▸ GIVEN PROBLEM
Identify each line below that contains the word "belle", and copy it out.

▸ DATASET RECORDS
──────

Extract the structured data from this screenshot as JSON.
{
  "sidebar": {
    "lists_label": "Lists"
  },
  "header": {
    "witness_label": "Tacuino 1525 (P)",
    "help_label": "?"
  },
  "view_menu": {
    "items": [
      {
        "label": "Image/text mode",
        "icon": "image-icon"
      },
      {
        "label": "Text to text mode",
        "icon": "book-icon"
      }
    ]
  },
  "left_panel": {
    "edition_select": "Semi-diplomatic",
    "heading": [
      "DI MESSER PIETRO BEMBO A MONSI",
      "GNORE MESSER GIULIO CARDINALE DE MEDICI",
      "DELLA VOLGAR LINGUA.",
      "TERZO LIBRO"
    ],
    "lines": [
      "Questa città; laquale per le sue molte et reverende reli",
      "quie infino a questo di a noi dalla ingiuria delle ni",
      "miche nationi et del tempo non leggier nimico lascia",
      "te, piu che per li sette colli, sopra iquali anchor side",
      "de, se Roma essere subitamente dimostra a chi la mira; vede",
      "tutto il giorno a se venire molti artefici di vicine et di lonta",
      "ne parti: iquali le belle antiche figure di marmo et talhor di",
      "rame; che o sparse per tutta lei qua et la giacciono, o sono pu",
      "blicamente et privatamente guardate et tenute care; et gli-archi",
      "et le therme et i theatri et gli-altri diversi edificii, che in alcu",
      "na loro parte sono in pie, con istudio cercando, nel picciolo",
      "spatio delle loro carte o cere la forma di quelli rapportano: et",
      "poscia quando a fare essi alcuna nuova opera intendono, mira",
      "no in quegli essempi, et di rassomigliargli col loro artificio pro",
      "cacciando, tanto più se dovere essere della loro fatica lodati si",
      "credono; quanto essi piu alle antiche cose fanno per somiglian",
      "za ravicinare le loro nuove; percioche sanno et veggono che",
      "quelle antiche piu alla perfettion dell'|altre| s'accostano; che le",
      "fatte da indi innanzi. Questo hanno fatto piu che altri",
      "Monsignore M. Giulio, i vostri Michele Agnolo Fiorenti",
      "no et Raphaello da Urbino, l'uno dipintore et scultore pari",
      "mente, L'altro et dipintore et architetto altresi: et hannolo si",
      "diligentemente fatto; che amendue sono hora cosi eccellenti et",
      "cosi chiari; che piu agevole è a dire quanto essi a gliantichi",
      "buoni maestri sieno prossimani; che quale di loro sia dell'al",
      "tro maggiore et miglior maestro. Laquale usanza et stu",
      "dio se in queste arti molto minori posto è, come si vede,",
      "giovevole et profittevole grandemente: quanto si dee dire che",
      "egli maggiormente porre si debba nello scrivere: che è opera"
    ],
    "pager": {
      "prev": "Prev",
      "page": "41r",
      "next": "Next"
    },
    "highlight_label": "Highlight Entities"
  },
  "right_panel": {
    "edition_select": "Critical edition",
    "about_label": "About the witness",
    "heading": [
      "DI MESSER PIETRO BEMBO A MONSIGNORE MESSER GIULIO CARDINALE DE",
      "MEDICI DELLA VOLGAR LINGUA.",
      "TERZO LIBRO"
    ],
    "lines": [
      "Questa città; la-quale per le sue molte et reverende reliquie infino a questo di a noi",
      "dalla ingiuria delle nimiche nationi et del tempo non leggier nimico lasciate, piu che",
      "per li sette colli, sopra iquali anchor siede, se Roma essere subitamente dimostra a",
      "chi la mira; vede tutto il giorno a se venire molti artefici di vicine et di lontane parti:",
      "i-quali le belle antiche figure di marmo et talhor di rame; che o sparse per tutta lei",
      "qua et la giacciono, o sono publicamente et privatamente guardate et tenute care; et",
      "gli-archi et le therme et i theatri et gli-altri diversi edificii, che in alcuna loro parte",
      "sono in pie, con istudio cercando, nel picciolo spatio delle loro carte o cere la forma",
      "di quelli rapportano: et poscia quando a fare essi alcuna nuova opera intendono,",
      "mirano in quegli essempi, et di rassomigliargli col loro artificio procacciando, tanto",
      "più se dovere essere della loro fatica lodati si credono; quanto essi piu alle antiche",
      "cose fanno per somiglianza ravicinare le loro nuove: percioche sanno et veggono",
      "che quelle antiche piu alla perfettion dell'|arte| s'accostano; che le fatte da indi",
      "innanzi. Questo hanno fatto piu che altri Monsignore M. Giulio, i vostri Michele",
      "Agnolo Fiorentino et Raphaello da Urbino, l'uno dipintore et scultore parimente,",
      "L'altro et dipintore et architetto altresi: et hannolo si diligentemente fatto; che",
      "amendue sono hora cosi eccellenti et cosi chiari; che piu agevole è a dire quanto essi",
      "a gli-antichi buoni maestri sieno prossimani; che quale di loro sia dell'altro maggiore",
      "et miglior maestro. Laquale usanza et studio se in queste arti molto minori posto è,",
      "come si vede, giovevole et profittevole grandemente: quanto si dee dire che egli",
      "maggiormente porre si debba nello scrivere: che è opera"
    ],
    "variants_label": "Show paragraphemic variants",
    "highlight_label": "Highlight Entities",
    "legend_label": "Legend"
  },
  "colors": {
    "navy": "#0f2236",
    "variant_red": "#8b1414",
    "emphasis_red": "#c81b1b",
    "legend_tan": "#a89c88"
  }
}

──────

▸ FULL OUTPUT
      "ne parti: iquali le belle antiche figure di marmo et talhor di",
      "i-quali le belle antiche figure di marmo et talhor di rame; che o sparse per tutta lei",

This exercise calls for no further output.